TASK TO COMPLETE
Wherever "corretta" appears in a line, list that line.

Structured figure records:
-- -- --

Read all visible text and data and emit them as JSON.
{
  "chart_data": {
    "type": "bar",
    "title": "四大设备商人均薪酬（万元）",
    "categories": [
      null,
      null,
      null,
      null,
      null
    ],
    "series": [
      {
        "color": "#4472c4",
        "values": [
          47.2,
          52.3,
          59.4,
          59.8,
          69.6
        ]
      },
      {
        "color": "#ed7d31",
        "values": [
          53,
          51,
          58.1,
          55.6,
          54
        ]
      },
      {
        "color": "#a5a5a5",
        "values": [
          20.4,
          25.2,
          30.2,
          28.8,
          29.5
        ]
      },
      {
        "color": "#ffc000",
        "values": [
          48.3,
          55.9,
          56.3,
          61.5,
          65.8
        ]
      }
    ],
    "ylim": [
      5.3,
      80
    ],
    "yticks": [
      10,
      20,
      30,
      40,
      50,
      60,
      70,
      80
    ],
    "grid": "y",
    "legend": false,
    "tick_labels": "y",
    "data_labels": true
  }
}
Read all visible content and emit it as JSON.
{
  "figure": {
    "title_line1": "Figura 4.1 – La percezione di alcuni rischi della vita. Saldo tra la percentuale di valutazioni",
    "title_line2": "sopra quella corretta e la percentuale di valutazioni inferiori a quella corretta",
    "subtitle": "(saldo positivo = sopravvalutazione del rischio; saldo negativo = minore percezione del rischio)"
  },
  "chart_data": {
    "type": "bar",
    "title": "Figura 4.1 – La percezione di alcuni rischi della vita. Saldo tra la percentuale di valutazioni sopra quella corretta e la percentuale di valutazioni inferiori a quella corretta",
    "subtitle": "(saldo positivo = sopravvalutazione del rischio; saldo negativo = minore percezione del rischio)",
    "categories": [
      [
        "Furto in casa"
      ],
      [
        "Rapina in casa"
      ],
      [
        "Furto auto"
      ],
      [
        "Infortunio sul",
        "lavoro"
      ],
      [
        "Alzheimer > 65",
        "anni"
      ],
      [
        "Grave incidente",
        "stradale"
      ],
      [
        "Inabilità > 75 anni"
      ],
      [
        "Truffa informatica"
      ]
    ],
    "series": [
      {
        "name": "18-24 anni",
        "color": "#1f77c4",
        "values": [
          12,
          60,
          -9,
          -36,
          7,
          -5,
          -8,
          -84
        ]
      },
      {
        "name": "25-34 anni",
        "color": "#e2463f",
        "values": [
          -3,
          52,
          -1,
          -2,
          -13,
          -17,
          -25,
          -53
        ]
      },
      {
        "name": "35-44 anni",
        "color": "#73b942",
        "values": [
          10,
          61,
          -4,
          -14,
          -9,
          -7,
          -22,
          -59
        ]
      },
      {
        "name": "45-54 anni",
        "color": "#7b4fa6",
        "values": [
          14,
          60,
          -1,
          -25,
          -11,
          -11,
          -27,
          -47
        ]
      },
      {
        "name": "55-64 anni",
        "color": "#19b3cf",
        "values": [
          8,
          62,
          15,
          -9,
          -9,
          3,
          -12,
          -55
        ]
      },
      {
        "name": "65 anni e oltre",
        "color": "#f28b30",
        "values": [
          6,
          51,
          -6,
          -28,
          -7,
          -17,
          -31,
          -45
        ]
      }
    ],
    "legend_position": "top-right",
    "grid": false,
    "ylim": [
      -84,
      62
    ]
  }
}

-- -- --

ANSWER TO THIS EXERCISE
    "title_line2": "sopra quella corretta e la percentuale di valutazioni inferiori a quella corretta",
    "title": "Figura 4.1 – La percezione di alcuni rischi della vita. Saldo tra la percentuale di valutazioni sopra quella corretta e la percentuale di valutazioni inferiori a quella corretta",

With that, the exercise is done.